> **Record excerpts**
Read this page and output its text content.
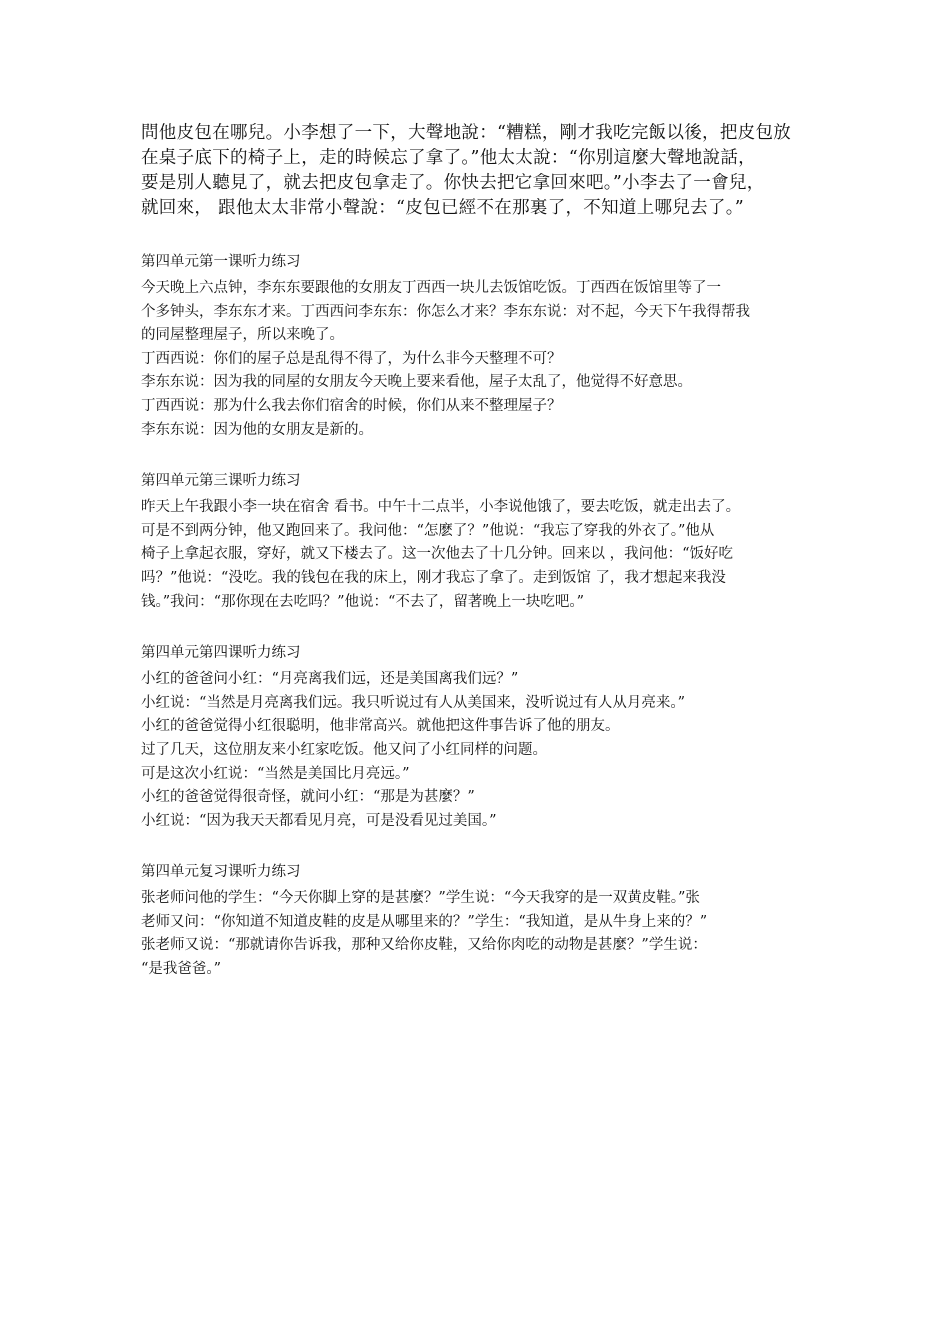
問他皮包在哪兒。小李想了一下，大聲地說：“糟糕，剛才我吃完飯以後，把皮包放

在桌子底下的椅子上，走的時候忘了拿了。”他太太說：“你別這麼大聲地說話，

要是別人聽見了，就去把皮包拿走了。你快去把它拿回來吧。”小李去了一會兒，

就回來， 跟他太太非常小聲說：“皮包已經不在那裏了，不知道上哪兒去了。”

第四单元第一课听力练习

今天晚上六点钟，李东东要跟他的女朋友丁西西一块儿去饭馆吃饭。丁西西在饭馆里等了一

个多钟头，李东东才来。丁西西问李东东：你怎么才来？李东东说：对不起，今天下午我得帮我

的同屋整理屋子，所以来晚了。

丁西西说：你们的屋子总是乱得不得了，为什么非今天整理不可？

李东东说：因为我的同屋的女朋友今天晚上要来看他，屋子太乱了，他觉得不好意思。

丁西西说：那为什么我去你们宿舍的时候，你们从来不整理屋子？

李东东说：因为他的女朋友是新的。

第四单元第三课听力练习

昨天上午我跟小李一块在宿舍 看书。中午十二点半，小李说他饿了，要去吃饭，就走出去了。

可是不到两分钟，他又跑回来了。我问他：“怎麽了？”他说：“我忘了穿我的外衣了。”他从

椅子上拿起衣服，穿好，就又下楼去了。这一次他去了十几分钟。回来以 ，我问他：“饭好吃

吗？”他说：“没吃。我的钱包在我的床上，刚才我忘了拿了。走到饭馆 了，我才想起来我没

钱。”我问：“那你现在去吃吗？”他说：“不去了，留著晚上一块吃吧。”

第四单元第四课听力练习

小红的爸爸问小红：“月亮离我们远，还是美国离我们远？”

小红说：“当然是月亮离我们远。我只听说过有人从美国来，没听说过有人从月亮来。”

小红的爸爸觉得小红很聪明，他非常高兴。就他把这件事告诉了他的朋友。

过了几天，这位朋友来小红家吃饭。他又问了小红同样的问题。

可是这次小红说：“当然是美国比月亮远。”

小红的爸爸觉得很奇怪，就问小红：“那是为甚麼？”

小红说：“因为我天天都看见月亮，可是没看见过美国。”

第四单元复习课听力练习

张老师问他的学生：“今天你脚上穿的是甚麼？”学生说：“今天我穿的是一双黄皮鞋。”张

老师又问：“你知道不知道皮鞋的皮是从哪里来的？”学生：“我知道，是从牛身上来的？”

张老师又说：“那就请你告诉我，那种又给你皮鞋，又给你肉吃的动物是甚麼？”学生说：

“是我爸爸。”
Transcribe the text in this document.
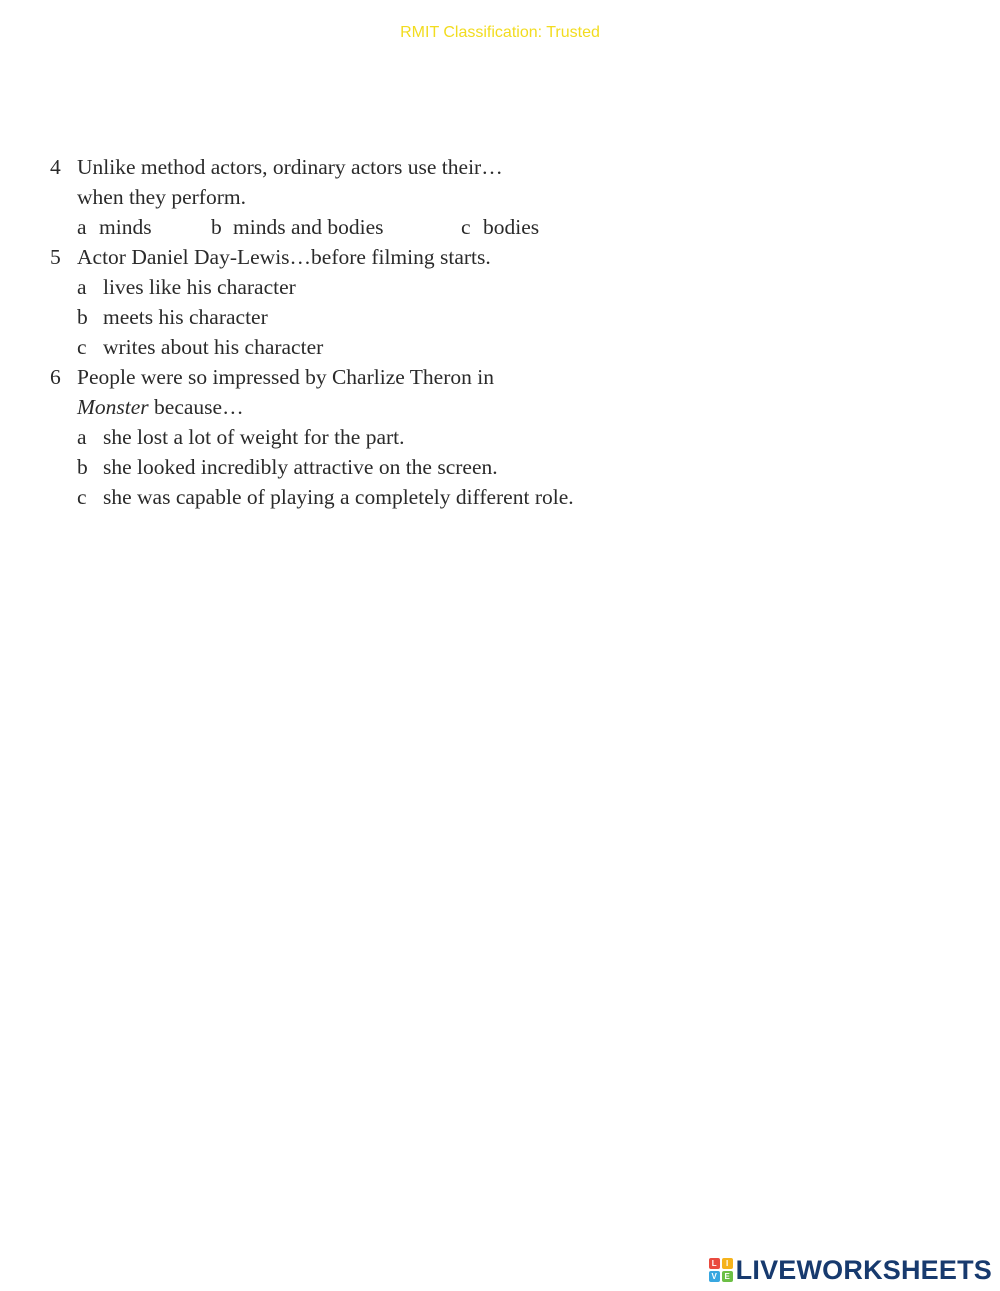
RMIT Classification: Trusted
4 Unlike method actors, ordinary actors use their…
when they perform.
a minds	b minds and bodies	c bodies
5 Actor Daniel Day-Lewis…before filming starts.
a lives like his character
b meets his character
c writes about his character
6 People were so impressed by Charlize Theron in
Monster because…
a she lost a lot of weight for the part.
b she looked incredibly attractive on the screen.
c she was capable of playing a completely different role.
L	I
V E LIVEWORKSHEETS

> **Set exercise**
Using the listing above, pick out each line that contains the word "丁西西说", then copy it.

> **Complete response**
丁西西说：你们的屋子总是乱得不得了，为什么非今天整理不可？
丁西西说：那为什么我去你们宿舍的时候，你们从来不整理屋子？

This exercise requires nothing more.